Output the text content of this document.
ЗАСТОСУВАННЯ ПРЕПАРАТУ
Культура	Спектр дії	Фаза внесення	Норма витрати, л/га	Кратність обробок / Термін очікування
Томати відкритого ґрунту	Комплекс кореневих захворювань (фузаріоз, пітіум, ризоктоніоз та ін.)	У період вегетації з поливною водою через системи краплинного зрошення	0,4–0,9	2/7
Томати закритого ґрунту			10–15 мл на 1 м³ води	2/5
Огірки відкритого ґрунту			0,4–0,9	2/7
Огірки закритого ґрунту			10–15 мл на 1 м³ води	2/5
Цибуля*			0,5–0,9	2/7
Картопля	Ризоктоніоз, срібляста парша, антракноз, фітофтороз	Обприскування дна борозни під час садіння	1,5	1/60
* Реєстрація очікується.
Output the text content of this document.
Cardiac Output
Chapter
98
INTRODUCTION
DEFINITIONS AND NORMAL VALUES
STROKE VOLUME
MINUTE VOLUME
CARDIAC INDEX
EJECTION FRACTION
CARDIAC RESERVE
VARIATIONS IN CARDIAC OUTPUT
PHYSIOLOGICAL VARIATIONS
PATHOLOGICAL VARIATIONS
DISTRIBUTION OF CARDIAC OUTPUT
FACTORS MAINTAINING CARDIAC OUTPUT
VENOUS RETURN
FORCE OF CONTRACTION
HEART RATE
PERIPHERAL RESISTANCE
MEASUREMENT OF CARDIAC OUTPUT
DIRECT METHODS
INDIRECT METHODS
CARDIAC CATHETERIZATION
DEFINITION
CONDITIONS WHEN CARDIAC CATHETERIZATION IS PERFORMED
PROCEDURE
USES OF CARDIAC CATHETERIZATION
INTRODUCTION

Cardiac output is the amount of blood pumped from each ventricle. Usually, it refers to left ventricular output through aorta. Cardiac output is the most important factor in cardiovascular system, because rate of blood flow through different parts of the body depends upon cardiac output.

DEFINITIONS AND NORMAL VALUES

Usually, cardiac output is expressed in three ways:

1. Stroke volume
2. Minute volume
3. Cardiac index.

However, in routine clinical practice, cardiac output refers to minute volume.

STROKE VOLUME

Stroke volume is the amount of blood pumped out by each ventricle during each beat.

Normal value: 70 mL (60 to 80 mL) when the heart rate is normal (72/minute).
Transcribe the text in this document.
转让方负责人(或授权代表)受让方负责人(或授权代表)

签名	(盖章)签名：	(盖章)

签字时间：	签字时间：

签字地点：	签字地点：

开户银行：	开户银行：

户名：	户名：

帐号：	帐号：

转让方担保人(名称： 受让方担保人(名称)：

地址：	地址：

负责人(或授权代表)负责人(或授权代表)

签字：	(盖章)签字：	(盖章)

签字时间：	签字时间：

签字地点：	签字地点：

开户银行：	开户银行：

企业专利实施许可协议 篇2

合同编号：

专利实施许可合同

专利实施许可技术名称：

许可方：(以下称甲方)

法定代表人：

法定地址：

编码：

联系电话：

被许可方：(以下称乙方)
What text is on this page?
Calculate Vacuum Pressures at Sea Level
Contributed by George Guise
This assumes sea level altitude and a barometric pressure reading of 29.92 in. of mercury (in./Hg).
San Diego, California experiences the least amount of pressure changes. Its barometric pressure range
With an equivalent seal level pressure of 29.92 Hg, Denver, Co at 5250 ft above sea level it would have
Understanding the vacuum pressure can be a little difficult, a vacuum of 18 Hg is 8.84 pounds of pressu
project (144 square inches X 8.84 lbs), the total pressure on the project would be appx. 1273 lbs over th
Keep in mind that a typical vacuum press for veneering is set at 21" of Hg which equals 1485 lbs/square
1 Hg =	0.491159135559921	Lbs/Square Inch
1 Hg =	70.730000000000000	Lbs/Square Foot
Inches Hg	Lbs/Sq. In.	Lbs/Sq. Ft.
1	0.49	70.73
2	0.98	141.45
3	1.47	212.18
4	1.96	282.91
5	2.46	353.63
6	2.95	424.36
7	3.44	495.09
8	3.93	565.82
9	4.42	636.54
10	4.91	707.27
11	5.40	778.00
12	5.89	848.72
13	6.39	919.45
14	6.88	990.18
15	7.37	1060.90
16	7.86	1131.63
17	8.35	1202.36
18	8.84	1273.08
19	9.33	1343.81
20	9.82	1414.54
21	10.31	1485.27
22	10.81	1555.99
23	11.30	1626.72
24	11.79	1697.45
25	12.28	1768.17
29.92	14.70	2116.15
○ ○ ○ ○ ○ ○ ○
### Instruction
Give only the count of lines in which the string "text" appears.

### Output below
4